Problem details:
Reproduce the lines from the first one through the line containing "top-banner: Ищите нас", renaming "screenshot" to "image" and keeping everything else identical.

[Entries from a dataset]
[BEGIN]

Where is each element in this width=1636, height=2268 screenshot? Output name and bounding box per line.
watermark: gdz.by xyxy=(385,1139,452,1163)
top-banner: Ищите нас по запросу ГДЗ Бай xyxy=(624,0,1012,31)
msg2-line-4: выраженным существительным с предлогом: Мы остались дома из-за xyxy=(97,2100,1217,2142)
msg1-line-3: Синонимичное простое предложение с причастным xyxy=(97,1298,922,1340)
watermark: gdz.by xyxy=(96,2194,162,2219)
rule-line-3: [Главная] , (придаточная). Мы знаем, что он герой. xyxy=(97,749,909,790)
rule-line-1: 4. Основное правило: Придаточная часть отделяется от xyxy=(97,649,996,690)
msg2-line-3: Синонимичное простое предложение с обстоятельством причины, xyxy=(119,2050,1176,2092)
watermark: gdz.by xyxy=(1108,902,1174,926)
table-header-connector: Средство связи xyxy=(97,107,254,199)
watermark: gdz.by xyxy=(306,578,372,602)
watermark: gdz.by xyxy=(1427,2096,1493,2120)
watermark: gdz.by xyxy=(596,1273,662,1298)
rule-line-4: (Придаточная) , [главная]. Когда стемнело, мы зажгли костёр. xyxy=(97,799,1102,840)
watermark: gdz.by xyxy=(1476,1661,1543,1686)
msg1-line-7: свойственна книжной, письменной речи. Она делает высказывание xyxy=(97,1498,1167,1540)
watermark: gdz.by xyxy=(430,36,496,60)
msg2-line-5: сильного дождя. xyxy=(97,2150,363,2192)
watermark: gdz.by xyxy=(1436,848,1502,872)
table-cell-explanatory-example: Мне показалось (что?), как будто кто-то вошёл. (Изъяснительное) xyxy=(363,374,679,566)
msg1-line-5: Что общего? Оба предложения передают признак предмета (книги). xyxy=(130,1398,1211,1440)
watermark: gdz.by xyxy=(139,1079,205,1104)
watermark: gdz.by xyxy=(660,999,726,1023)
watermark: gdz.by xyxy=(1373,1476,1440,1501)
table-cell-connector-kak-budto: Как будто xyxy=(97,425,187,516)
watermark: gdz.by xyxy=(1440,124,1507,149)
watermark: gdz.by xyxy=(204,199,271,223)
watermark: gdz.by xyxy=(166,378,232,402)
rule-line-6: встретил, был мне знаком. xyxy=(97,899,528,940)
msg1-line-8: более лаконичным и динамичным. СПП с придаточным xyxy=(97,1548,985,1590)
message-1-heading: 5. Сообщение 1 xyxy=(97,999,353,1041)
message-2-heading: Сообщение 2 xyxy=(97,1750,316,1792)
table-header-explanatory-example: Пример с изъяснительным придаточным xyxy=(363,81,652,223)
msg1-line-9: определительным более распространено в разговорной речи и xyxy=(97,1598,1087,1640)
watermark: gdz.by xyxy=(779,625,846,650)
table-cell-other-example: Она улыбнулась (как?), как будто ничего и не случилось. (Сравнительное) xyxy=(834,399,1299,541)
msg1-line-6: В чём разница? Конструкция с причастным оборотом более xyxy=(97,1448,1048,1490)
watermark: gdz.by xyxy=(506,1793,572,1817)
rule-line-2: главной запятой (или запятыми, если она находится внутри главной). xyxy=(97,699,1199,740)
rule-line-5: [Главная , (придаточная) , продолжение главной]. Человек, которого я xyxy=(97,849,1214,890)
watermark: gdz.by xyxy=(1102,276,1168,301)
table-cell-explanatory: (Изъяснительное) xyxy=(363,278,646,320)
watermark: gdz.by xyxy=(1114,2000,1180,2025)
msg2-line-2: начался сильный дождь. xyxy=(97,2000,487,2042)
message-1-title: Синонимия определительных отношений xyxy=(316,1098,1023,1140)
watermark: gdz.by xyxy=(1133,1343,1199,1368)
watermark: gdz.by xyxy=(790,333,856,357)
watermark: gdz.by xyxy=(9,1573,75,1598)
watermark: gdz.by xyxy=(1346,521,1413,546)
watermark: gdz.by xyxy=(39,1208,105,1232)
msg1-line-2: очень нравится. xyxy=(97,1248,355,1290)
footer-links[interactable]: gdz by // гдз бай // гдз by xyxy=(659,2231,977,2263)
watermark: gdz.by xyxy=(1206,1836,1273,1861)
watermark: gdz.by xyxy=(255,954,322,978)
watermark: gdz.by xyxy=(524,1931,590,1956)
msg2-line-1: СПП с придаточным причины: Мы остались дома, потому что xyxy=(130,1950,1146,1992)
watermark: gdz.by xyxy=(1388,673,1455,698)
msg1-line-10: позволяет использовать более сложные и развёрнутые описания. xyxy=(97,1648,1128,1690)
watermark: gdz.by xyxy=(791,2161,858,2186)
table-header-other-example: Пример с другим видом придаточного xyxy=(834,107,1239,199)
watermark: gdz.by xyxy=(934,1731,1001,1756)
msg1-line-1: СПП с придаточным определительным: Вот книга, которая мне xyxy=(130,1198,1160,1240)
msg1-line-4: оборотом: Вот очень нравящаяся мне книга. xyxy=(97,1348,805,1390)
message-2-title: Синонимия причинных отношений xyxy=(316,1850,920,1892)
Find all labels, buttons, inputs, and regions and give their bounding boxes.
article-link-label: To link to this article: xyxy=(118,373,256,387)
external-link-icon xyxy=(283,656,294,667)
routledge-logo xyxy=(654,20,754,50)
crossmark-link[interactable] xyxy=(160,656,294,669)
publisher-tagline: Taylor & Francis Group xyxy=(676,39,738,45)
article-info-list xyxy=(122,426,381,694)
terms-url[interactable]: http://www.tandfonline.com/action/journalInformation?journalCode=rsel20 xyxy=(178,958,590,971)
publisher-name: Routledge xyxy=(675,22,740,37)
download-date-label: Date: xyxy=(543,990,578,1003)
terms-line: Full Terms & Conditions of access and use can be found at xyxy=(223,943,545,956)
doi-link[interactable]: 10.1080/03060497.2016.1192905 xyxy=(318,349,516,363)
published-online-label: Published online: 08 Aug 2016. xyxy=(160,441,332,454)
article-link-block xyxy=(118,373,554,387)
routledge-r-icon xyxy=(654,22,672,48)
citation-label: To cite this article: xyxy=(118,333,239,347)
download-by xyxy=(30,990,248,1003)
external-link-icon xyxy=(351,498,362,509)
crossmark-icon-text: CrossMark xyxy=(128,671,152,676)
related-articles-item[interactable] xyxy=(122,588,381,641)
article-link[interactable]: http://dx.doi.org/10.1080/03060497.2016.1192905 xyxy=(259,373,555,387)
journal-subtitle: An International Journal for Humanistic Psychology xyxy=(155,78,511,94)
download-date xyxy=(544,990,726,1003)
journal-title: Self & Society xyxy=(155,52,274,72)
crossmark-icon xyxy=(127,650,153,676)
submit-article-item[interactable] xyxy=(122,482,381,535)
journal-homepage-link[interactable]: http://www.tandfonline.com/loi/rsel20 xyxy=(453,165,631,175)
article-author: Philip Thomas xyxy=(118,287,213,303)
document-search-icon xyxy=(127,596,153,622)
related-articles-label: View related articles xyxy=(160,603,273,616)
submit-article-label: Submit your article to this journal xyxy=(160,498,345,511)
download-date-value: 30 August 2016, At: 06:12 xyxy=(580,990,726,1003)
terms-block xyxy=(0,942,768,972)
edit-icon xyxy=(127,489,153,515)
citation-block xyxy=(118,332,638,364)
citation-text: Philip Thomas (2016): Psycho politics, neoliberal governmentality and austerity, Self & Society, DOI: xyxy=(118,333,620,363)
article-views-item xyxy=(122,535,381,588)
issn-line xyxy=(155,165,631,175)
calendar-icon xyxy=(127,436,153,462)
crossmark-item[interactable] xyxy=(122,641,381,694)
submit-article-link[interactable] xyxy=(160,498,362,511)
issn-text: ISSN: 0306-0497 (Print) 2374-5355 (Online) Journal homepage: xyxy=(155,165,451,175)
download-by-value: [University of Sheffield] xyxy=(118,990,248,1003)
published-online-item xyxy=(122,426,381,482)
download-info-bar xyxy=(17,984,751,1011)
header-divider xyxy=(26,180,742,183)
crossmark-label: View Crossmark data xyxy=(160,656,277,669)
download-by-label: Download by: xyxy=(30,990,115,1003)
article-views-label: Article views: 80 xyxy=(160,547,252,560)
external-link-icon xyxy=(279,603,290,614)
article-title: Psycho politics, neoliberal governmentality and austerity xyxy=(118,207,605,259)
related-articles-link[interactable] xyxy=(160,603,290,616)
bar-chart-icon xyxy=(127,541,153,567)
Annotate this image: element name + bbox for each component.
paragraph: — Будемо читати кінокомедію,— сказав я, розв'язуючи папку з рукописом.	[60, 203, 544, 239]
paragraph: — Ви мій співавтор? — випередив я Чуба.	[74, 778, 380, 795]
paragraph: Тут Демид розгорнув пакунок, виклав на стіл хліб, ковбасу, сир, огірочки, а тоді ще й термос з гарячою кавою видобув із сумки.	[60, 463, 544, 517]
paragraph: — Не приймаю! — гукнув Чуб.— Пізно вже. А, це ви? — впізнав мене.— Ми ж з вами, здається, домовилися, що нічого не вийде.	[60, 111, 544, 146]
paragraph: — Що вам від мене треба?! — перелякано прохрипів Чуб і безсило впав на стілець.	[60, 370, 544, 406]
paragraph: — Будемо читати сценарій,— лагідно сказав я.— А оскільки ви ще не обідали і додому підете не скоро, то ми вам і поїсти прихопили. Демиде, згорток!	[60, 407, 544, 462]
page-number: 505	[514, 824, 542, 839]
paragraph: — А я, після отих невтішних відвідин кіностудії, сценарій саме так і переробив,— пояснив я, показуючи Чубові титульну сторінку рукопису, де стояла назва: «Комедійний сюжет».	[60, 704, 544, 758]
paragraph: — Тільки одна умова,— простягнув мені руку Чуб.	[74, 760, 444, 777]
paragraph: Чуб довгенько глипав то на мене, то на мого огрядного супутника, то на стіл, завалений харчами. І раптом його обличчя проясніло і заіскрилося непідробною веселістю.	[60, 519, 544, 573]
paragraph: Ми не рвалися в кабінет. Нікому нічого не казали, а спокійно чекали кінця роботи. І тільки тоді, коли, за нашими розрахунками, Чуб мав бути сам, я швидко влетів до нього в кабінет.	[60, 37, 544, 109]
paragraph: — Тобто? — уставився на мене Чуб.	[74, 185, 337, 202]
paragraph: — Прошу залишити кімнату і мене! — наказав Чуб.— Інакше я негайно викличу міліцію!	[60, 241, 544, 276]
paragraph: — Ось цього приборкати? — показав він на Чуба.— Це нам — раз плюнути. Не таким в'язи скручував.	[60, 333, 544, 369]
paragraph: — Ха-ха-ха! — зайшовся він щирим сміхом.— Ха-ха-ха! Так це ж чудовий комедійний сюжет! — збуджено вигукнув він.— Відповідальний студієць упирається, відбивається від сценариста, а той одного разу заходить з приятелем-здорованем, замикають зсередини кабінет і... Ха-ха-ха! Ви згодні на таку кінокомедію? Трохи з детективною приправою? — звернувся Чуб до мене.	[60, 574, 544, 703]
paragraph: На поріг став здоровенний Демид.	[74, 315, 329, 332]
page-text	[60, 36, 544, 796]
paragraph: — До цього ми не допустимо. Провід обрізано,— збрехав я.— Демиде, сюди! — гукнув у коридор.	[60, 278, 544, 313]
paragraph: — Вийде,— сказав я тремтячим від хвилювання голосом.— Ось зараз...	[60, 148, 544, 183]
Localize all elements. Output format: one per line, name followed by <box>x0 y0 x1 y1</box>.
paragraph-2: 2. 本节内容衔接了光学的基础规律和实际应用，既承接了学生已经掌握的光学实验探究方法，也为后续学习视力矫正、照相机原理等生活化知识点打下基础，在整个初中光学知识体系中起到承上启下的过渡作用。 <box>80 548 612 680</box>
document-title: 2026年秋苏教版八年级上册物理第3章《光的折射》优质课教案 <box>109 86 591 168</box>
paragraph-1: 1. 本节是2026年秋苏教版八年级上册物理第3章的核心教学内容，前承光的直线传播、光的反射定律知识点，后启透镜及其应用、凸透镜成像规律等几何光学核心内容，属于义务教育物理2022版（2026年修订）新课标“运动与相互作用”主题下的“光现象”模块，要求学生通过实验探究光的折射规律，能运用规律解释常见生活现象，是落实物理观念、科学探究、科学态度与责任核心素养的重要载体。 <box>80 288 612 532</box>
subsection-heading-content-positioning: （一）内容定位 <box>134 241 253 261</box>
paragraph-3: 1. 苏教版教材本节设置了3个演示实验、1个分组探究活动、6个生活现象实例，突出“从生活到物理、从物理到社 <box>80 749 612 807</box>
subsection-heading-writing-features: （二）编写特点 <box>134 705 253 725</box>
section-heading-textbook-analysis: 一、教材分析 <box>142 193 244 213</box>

[END]

Answer for the task:
Where is each element in this width=1636, height=2268 image? Output name and bounding box per line.
watermark: gdz.by xyxy=(385,1139,452,1163)
top-banner: Ищите нас по запросу ГДЗ Бай xyxy=(624,0,1012,31)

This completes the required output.